**SET EXERCISE**
Work through the listing below and count the lines that hold "name". Answer with the number alone.

**SUPPLIED INFORMATION**
— Start —

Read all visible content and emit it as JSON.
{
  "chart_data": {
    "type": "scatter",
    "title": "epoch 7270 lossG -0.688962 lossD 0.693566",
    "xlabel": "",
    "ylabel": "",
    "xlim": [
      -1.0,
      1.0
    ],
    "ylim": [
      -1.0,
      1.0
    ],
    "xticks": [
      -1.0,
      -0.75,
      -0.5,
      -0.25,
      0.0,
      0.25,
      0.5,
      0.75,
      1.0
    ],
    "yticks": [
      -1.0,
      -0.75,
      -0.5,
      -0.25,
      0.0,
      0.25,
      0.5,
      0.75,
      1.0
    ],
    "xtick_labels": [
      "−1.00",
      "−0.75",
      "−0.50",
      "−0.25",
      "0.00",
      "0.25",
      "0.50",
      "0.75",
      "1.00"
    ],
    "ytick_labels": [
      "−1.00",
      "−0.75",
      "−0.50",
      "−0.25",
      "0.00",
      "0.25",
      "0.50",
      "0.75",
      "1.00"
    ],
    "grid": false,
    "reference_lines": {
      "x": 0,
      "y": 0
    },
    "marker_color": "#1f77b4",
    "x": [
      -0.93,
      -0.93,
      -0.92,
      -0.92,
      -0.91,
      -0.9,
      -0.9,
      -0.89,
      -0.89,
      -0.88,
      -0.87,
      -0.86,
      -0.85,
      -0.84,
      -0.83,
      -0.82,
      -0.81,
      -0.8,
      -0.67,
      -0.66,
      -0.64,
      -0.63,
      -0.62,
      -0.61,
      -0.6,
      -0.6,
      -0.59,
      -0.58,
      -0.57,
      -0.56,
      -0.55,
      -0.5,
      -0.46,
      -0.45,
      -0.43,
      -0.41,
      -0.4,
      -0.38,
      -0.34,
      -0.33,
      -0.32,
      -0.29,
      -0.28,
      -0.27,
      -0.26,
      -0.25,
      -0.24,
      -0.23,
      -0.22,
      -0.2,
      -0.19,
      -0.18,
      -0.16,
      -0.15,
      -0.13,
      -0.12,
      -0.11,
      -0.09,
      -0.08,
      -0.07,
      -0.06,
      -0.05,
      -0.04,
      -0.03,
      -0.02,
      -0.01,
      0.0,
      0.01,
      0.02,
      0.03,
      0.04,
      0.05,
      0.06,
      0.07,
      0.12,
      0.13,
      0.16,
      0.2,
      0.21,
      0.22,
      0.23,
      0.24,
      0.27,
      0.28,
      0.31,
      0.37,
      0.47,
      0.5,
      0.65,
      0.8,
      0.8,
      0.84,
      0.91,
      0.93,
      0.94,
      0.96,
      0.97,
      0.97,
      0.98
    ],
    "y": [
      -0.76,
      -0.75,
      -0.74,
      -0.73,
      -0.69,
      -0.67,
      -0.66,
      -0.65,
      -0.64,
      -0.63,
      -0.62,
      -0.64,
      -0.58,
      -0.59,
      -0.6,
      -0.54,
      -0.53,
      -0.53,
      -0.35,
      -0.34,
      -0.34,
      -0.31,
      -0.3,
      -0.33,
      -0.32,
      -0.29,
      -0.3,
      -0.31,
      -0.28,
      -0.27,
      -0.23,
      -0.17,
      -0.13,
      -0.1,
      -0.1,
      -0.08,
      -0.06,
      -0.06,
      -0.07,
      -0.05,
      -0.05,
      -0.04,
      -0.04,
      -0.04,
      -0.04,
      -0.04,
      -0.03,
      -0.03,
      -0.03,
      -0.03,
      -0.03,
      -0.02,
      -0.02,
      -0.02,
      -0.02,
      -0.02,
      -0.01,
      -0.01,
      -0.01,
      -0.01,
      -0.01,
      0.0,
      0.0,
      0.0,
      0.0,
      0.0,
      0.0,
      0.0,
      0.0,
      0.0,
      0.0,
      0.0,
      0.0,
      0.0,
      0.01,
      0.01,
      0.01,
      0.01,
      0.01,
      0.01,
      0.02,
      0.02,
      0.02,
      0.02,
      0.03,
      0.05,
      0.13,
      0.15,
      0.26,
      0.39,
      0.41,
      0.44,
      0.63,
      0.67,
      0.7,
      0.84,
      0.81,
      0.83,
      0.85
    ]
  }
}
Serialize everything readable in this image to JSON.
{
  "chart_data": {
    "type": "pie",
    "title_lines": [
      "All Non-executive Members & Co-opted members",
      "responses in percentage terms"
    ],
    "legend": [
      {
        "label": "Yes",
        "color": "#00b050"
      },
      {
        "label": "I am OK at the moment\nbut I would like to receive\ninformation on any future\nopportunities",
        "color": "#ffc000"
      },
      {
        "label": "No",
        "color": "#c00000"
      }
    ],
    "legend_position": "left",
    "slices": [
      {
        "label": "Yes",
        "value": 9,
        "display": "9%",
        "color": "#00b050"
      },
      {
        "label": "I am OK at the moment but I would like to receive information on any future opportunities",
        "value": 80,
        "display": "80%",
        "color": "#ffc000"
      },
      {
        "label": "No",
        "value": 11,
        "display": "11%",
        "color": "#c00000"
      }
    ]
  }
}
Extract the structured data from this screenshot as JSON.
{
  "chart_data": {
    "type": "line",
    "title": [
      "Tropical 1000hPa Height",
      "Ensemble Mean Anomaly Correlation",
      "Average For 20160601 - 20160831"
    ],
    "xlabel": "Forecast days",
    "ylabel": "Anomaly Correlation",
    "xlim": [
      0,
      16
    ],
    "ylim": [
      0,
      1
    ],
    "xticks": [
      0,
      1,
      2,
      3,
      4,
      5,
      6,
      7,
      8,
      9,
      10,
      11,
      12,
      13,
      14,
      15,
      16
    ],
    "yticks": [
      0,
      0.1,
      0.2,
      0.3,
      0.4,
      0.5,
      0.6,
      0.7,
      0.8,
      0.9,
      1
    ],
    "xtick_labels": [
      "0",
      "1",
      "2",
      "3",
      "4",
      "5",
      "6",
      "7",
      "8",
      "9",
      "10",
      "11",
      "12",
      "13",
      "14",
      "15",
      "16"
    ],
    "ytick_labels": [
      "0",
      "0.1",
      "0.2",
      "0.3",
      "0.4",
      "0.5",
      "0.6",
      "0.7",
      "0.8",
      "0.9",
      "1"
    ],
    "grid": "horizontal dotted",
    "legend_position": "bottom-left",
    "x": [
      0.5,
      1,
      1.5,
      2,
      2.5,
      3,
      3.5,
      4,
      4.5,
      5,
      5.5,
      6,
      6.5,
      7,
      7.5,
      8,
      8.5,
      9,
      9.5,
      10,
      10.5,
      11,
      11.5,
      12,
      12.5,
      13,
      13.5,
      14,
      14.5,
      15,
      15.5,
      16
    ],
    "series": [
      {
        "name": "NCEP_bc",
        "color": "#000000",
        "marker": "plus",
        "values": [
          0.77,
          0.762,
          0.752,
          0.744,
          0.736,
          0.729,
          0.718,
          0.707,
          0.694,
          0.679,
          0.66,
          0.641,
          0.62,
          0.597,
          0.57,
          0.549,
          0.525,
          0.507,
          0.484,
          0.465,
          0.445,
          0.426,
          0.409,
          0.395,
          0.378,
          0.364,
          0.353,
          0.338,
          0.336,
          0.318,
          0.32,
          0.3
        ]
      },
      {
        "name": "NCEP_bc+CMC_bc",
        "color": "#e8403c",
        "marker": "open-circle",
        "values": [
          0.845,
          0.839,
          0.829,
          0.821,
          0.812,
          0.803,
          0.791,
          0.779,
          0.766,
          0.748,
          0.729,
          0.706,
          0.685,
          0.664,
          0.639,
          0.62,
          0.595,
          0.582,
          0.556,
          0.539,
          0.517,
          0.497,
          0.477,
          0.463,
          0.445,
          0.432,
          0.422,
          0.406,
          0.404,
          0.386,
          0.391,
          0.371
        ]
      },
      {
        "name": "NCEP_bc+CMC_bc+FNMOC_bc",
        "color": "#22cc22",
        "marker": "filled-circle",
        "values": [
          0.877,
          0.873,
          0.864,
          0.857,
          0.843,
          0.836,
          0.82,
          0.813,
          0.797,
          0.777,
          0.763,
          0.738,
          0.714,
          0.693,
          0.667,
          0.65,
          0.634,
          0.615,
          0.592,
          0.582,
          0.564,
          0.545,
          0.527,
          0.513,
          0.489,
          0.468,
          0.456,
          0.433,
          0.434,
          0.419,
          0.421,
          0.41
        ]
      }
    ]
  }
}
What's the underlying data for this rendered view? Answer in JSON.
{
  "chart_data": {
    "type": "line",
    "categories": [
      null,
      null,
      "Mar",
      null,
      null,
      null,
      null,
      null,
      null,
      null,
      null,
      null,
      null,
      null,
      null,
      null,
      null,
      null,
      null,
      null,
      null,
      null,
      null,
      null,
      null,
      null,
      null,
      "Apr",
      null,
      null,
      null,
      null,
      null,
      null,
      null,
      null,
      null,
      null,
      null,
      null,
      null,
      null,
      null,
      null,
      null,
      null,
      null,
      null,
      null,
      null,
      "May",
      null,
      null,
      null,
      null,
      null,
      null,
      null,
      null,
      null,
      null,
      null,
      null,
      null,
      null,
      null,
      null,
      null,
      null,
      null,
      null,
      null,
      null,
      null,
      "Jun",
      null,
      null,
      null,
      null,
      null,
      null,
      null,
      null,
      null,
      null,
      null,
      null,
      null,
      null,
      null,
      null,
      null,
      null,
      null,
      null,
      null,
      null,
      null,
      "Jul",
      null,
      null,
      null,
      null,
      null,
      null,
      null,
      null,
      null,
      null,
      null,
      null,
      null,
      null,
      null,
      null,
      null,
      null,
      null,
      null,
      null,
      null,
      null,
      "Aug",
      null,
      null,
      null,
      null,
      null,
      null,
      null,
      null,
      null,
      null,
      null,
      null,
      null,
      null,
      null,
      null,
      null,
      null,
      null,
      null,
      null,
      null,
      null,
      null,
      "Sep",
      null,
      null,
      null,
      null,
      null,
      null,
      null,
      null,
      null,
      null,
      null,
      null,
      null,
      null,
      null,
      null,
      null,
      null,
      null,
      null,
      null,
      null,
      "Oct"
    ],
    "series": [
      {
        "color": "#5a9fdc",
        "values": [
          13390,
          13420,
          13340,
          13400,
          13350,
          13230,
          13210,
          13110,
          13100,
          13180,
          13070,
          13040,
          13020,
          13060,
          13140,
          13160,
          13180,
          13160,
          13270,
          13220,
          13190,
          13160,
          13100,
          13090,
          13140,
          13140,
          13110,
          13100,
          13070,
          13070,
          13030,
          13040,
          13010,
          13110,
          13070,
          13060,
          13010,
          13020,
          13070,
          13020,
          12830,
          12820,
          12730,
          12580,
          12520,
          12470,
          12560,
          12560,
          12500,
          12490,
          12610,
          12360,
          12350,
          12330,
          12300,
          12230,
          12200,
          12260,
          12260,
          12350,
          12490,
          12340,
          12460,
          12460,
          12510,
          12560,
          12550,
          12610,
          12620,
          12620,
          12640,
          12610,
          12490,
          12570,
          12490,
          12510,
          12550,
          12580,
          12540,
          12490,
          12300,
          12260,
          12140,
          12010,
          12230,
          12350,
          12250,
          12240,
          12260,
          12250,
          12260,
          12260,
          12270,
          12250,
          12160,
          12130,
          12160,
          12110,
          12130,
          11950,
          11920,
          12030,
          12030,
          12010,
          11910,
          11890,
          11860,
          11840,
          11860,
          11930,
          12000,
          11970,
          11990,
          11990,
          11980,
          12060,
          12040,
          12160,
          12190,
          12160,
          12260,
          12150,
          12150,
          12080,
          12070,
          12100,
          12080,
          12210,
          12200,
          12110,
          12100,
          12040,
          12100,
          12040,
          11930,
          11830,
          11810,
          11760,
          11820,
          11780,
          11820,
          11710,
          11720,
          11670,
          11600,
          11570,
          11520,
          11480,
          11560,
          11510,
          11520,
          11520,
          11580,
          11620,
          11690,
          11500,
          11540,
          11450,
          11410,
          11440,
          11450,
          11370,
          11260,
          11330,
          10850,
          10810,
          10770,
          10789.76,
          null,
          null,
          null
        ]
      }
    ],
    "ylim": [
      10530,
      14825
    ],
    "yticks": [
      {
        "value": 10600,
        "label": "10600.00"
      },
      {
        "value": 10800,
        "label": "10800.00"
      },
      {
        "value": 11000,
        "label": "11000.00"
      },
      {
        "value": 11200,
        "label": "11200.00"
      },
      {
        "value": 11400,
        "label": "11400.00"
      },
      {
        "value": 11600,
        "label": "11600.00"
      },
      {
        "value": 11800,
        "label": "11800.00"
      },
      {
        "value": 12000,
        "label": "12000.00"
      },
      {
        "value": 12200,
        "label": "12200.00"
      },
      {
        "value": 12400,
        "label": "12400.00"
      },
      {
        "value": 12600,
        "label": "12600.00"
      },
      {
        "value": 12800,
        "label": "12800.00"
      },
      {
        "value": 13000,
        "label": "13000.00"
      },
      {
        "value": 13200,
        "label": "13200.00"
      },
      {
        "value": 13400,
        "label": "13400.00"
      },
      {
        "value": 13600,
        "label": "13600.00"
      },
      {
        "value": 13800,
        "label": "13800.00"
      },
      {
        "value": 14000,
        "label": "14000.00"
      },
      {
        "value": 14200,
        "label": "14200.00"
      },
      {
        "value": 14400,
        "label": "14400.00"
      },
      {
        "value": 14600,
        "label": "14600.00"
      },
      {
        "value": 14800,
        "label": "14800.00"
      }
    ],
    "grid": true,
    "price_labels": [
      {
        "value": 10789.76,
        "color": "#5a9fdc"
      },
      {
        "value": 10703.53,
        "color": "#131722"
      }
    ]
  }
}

— End —

**ANSWER TO THE PROBLEM**
3